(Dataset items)
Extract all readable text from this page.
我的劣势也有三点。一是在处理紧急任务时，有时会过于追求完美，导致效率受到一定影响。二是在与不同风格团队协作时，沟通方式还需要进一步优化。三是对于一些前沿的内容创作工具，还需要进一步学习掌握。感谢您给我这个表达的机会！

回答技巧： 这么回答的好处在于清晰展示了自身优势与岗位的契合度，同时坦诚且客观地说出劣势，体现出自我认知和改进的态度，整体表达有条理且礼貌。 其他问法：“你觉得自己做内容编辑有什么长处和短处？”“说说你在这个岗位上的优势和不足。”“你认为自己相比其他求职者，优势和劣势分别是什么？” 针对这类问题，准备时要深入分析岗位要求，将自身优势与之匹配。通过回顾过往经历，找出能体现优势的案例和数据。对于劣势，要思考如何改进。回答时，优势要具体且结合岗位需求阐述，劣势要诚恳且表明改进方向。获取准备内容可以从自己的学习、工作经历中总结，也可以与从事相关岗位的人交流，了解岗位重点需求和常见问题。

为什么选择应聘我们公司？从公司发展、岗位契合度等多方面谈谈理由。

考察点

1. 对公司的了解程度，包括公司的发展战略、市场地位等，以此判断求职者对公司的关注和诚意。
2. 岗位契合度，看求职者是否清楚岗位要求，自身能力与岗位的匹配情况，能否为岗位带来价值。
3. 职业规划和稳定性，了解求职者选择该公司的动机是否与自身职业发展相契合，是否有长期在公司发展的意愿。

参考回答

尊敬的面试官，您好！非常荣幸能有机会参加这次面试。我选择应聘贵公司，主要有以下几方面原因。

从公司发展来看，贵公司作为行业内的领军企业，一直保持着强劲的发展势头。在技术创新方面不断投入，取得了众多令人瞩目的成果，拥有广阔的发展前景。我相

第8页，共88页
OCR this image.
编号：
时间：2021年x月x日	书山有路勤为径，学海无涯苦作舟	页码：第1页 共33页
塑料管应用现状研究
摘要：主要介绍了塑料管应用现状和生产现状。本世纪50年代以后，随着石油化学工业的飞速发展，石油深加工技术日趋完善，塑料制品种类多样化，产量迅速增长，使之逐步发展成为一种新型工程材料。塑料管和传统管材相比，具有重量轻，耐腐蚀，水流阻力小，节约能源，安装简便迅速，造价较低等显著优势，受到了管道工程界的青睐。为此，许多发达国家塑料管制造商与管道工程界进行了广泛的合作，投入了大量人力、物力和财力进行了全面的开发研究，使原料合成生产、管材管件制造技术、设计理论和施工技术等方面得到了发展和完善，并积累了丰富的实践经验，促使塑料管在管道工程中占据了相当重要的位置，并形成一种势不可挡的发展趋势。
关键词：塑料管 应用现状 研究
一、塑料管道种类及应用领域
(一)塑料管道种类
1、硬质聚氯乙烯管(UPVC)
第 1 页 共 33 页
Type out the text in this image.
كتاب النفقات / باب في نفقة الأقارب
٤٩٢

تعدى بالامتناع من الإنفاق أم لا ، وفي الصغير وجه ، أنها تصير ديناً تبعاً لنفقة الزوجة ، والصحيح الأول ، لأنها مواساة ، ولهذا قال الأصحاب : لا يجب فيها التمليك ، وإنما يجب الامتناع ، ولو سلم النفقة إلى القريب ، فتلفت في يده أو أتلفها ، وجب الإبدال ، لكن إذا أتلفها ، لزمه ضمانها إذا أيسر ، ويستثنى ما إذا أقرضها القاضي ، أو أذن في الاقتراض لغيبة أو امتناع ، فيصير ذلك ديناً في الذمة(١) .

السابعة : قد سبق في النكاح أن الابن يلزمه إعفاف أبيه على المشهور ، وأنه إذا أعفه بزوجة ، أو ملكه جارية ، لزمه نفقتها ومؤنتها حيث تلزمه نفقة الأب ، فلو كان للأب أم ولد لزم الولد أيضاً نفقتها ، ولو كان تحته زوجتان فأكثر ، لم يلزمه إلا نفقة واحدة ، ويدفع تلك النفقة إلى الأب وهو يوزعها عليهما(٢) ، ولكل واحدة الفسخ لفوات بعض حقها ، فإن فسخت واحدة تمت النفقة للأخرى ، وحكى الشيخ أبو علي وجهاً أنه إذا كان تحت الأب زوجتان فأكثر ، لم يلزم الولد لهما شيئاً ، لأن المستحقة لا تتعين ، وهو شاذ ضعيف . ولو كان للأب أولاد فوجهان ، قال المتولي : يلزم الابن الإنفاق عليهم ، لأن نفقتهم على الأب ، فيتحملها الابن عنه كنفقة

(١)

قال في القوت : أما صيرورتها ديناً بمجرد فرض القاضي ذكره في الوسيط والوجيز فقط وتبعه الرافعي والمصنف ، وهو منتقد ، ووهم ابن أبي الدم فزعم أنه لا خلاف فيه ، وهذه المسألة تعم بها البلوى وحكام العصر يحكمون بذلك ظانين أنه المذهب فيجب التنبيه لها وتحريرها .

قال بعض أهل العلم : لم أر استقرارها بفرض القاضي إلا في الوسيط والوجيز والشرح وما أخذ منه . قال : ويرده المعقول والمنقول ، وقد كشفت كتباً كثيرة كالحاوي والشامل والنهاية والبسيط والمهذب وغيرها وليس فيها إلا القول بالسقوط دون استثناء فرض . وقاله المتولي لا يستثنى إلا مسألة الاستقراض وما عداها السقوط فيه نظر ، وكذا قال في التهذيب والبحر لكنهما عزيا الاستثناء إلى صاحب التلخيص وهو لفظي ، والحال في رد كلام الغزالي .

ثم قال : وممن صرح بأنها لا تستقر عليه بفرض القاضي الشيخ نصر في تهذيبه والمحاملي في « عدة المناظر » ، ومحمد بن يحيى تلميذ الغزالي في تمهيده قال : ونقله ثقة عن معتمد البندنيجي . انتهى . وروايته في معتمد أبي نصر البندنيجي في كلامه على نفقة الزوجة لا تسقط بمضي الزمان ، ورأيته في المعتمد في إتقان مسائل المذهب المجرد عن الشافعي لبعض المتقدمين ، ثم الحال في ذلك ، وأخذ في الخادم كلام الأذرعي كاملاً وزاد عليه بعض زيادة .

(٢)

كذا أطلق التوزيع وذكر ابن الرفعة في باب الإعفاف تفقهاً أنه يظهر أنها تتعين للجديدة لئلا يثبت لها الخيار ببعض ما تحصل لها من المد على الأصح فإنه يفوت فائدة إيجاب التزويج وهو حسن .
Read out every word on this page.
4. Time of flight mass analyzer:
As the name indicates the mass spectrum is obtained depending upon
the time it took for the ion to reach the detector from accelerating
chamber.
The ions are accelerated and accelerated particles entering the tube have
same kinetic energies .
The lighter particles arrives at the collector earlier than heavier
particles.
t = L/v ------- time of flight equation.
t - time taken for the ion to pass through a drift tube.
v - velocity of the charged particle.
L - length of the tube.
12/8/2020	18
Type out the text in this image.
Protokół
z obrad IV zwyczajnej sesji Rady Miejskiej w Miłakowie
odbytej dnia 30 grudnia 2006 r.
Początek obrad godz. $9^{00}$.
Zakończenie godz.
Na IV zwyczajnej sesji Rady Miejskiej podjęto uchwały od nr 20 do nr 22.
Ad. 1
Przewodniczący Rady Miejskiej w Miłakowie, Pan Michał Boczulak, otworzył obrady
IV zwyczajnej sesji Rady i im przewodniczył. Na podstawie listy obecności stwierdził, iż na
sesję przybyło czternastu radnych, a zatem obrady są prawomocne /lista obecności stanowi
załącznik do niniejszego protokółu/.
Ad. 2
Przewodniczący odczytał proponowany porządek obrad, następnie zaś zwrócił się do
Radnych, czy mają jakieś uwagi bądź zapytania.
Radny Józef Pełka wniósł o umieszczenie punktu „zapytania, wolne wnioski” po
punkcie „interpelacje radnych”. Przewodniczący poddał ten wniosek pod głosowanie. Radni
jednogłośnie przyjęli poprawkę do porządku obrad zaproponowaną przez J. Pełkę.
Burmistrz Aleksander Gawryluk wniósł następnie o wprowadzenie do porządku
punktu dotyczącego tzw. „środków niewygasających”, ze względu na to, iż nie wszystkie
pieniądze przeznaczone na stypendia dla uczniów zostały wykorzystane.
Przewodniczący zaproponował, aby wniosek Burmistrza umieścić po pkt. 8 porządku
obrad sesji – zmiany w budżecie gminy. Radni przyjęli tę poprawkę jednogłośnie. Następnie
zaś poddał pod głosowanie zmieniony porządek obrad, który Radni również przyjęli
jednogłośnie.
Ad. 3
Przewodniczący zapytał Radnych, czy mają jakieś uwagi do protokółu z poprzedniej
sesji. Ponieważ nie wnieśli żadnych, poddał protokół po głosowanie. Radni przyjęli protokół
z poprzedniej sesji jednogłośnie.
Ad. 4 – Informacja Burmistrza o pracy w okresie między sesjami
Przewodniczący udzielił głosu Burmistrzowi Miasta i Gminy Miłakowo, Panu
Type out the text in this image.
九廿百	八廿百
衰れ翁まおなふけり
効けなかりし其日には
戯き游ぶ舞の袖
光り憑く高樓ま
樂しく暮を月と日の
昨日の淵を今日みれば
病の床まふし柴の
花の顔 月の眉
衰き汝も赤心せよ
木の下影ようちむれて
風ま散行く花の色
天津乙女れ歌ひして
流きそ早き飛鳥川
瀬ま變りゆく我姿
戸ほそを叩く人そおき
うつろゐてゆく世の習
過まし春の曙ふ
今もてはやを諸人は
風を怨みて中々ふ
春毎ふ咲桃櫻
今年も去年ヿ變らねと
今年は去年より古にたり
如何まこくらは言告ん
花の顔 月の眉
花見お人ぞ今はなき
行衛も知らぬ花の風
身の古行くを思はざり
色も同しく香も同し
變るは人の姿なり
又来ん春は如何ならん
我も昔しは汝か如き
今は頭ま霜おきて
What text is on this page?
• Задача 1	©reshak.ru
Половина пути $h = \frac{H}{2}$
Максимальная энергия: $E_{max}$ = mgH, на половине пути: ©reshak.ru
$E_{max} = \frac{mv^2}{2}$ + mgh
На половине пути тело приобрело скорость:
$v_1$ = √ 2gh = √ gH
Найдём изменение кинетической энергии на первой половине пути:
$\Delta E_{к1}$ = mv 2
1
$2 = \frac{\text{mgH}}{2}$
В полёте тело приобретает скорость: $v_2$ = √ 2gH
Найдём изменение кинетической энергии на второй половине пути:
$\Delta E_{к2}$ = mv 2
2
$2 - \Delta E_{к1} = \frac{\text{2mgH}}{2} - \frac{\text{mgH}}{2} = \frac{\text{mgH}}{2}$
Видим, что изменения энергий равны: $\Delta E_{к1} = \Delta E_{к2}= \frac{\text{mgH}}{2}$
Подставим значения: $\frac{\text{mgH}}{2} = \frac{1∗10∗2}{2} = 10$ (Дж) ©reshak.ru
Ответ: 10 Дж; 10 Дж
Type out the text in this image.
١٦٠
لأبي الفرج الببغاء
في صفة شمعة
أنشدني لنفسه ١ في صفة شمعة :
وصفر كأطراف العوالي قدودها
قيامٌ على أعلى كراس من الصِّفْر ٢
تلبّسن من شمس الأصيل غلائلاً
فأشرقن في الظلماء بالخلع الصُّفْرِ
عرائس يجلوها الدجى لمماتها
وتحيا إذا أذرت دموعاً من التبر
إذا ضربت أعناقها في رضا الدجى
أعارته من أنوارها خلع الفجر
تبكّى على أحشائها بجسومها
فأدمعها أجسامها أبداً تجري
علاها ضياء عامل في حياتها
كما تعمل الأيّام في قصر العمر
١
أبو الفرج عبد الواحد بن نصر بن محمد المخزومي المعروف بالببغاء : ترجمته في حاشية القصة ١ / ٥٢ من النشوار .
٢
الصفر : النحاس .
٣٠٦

▶ **Your objective**:
Go through the records above, find every line with the word "obecności", and list those lines.

▶ **Written solution**:
IV zwyczajnej sesji Rady i im przewodniczył. Na podstawie listy obecności stwierdził, iż na
sesję przybyło czternastu radnych, a zatem obrady są prawomocne /lista obecności stanowi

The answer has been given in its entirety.